▶ _WHAT YOU SHOULD DO_
Read through the entries below and return each line with the word "Search".

▶ _DATA SECTION_
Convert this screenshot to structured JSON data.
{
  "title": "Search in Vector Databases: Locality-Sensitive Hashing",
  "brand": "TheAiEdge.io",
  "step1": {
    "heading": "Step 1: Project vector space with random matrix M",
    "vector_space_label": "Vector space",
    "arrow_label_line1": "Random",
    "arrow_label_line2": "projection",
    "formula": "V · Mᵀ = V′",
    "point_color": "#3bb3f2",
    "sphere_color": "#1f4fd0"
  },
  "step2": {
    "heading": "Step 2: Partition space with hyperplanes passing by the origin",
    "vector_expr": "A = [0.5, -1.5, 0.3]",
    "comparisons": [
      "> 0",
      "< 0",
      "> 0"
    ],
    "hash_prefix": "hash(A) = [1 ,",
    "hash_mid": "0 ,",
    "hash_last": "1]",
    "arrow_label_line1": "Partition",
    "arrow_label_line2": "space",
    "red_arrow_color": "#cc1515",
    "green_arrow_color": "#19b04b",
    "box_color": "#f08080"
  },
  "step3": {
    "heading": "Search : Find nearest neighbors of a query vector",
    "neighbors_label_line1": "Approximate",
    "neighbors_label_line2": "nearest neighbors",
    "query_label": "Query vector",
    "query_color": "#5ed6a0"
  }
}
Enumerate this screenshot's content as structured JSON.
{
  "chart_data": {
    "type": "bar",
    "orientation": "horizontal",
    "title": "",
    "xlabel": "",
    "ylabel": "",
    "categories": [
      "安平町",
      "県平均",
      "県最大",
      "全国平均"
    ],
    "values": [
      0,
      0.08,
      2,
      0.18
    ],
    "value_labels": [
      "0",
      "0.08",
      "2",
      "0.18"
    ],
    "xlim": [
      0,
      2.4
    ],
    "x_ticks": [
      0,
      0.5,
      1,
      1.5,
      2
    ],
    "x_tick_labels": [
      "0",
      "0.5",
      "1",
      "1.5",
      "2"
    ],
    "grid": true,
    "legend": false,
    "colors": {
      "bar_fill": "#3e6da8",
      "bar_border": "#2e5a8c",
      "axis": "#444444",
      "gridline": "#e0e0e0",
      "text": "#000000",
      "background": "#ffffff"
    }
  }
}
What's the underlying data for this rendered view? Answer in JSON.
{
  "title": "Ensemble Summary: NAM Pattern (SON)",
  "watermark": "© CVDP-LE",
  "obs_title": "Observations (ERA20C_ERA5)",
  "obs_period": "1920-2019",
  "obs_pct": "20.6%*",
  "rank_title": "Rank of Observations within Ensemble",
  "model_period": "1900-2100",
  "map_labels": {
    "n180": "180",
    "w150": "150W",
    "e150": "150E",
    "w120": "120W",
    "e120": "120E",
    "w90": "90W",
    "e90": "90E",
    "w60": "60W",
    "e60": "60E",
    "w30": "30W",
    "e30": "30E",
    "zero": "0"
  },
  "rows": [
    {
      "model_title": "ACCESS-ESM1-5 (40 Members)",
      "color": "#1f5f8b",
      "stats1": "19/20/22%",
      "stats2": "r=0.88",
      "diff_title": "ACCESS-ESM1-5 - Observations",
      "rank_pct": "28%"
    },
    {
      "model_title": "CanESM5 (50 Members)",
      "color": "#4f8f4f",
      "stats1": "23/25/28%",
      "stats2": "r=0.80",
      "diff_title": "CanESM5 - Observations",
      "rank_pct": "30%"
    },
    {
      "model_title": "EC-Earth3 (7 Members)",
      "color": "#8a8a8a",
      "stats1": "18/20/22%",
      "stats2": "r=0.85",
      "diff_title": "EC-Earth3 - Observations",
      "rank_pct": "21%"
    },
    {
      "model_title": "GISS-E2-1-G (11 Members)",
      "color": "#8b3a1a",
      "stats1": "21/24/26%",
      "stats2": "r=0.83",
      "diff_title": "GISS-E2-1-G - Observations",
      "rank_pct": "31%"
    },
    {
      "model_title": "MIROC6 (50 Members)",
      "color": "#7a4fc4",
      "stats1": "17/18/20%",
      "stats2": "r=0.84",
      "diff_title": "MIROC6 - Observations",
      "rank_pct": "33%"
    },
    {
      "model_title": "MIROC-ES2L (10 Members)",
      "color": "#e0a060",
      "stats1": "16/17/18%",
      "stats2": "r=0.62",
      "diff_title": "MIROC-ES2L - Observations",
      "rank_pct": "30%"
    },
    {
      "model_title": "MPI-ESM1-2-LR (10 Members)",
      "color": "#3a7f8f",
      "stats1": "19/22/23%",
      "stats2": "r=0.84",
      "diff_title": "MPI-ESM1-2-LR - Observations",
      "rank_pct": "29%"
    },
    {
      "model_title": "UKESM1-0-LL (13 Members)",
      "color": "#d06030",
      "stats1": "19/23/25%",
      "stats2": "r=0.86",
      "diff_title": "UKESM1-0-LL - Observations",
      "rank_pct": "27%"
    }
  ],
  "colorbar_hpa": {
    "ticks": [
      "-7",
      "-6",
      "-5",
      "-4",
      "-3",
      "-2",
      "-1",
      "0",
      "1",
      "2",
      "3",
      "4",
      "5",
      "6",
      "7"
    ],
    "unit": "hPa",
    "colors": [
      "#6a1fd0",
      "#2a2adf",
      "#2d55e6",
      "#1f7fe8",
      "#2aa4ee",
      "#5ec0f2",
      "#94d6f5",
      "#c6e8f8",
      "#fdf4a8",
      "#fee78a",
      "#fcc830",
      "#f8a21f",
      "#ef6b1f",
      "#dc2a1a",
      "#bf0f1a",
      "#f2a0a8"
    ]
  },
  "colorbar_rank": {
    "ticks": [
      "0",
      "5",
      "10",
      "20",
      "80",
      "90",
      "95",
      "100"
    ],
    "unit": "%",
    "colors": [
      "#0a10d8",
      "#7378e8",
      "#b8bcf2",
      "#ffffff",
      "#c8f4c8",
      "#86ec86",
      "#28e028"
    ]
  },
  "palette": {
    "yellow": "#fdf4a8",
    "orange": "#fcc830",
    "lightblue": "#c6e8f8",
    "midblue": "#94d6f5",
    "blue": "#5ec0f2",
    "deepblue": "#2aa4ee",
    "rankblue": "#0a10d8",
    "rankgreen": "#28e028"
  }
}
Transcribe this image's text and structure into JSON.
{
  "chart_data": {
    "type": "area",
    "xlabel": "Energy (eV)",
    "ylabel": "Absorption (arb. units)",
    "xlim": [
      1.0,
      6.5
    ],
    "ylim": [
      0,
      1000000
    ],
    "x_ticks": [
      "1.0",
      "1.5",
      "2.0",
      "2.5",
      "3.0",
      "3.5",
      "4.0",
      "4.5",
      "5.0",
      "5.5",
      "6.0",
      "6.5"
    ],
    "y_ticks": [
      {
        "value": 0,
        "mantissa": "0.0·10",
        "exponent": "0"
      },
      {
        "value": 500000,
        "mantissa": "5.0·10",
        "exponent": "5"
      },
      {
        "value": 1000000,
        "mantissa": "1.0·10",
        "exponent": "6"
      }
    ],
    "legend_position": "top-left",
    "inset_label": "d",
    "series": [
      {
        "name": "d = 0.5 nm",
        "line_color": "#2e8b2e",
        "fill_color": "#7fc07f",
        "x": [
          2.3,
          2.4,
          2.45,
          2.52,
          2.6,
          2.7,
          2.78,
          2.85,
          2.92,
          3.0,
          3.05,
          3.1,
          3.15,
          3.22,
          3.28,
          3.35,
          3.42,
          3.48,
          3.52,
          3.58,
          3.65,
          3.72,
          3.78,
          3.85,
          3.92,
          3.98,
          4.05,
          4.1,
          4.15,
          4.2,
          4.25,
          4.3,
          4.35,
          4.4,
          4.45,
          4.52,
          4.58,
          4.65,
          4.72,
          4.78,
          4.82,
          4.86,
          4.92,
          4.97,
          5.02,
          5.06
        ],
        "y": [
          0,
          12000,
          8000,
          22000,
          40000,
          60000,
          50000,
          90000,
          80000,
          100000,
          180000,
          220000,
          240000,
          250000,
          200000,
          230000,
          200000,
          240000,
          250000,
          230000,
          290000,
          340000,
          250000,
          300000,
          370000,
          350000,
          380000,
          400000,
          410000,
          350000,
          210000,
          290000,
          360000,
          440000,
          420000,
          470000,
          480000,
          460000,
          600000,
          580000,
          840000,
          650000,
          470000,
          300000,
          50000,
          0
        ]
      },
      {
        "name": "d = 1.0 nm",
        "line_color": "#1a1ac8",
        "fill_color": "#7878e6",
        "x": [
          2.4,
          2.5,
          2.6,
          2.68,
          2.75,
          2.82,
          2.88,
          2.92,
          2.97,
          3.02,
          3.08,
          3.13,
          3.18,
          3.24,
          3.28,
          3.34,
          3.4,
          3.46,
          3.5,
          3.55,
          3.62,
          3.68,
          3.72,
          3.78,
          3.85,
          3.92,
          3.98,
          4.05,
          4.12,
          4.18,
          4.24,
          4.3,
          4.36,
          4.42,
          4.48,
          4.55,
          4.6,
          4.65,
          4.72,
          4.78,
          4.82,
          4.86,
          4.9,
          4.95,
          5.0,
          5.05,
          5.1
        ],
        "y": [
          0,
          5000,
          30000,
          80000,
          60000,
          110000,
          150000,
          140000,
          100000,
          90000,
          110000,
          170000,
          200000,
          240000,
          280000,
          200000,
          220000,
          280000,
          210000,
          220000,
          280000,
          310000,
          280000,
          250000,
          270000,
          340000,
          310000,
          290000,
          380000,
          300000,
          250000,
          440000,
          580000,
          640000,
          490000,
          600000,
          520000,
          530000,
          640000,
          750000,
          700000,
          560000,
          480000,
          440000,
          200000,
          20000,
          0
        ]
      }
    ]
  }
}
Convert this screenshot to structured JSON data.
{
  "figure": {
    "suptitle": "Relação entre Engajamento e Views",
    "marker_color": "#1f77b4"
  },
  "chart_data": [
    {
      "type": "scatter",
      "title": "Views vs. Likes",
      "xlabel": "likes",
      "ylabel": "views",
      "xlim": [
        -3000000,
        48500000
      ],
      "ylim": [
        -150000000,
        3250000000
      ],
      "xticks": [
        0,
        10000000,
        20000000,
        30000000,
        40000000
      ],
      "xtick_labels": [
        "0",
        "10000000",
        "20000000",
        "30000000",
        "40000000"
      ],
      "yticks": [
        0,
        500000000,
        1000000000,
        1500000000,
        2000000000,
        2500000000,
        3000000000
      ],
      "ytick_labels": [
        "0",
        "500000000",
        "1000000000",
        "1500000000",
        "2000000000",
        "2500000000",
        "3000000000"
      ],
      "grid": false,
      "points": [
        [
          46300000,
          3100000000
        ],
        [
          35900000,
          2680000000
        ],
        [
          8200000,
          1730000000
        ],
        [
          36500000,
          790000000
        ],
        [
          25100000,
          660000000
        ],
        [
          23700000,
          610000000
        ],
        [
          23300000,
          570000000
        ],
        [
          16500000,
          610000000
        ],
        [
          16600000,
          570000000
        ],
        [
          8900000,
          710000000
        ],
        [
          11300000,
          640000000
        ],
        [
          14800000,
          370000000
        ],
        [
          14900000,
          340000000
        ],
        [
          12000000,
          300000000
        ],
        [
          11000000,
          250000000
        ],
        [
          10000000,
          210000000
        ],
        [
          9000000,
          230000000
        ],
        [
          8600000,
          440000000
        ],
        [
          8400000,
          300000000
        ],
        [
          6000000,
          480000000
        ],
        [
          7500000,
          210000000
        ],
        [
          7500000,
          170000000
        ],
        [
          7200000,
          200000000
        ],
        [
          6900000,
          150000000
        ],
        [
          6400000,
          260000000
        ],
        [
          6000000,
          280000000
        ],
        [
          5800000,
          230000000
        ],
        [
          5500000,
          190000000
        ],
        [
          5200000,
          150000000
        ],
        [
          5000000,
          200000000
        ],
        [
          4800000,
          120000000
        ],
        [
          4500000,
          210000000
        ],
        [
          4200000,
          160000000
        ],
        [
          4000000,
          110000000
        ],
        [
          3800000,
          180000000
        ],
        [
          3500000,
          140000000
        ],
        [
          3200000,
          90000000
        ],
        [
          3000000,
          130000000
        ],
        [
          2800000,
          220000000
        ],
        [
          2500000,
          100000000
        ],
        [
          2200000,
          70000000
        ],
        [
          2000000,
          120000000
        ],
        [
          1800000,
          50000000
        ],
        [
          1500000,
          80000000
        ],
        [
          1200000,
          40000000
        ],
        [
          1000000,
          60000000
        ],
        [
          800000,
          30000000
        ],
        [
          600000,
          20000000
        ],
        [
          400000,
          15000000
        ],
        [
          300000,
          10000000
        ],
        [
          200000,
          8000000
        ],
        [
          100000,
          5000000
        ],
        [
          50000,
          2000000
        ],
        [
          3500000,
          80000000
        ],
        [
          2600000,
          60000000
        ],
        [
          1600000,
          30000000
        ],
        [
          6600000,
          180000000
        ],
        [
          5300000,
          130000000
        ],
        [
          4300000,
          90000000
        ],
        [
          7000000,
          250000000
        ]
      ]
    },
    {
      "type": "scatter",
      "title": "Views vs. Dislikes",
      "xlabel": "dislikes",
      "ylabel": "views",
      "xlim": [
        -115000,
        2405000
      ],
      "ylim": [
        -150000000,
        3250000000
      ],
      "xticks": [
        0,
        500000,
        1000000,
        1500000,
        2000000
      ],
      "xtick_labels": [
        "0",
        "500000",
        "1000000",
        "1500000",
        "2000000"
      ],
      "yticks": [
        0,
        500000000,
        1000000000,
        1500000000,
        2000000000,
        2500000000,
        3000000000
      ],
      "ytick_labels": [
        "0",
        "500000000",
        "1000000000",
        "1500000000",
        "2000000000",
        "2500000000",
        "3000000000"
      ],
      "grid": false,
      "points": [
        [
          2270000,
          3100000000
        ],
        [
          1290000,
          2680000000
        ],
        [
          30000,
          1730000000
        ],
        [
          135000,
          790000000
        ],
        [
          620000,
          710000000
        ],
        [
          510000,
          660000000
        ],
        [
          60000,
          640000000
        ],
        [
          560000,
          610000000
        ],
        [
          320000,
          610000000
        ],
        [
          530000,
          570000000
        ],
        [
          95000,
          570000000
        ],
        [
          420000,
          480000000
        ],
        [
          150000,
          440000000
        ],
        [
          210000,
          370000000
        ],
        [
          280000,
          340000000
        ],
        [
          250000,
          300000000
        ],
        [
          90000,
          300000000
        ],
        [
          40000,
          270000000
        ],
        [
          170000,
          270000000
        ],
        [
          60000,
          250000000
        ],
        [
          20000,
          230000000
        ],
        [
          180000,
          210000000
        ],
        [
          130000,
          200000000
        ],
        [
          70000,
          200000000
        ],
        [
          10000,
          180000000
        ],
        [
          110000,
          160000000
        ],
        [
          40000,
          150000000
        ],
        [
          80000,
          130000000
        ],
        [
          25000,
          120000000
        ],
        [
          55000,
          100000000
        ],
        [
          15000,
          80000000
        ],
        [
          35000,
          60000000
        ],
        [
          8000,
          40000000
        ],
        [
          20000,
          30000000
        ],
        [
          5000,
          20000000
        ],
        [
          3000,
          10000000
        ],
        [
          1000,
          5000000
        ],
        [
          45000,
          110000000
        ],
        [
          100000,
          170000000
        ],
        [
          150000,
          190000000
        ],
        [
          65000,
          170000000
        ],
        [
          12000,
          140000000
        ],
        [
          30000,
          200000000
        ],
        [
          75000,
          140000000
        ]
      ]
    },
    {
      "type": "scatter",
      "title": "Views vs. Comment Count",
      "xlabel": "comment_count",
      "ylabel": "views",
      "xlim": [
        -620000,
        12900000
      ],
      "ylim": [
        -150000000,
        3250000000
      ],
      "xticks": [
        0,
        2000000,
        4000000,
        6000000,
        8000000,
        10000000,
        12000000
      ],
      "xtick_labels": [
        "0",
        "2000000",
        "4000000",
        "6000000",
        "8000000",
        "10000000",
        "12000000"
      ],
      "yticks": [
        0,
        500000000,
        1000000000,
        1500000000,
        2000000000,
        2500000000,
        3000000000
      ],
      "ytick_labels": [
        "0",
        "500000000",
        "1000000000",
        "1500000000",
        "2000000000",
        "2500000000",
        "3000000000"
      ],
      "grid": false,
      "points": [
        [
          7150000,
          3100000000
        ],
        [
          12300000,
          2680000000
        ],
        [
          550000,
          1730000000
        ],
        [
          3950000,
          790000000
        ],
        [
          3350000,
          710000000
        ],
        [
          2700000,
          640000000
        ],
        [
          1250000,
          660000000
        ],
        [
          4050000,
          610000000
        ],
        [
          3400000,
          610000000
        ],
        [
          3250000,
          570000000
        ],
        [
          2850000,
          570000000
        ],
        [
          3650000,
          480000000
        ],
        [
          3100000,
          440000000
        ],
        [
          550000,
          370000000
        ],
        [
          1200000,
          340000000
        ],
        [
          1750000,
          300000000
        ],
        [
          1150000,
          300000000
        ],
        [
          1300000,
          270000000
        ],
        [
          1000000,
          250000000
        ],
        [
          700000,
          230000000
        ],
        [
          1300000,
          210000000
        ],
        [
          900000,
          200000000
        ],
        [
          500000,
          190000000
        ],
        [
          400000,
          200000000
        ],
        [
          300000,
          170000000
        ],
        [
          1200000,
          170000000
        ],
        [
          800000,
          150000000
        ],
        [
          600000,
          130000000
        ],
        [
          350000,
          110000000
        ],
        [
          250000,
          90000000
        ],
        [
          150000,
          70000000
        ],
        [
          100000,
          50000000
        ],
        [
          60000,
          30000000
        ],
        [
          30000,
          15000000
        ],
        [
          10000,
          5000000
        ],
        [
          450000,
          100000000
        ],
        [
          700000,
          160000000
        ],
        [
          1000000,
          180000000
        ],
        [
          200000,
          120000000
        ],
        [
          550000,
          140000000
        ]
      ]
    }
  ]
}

▶ _TASK RESULT_
  "title": "Search in Vector Databases: Locality-Sensitive Hashing",
    "heading": "Search : Find nearest neighbors of a query vector",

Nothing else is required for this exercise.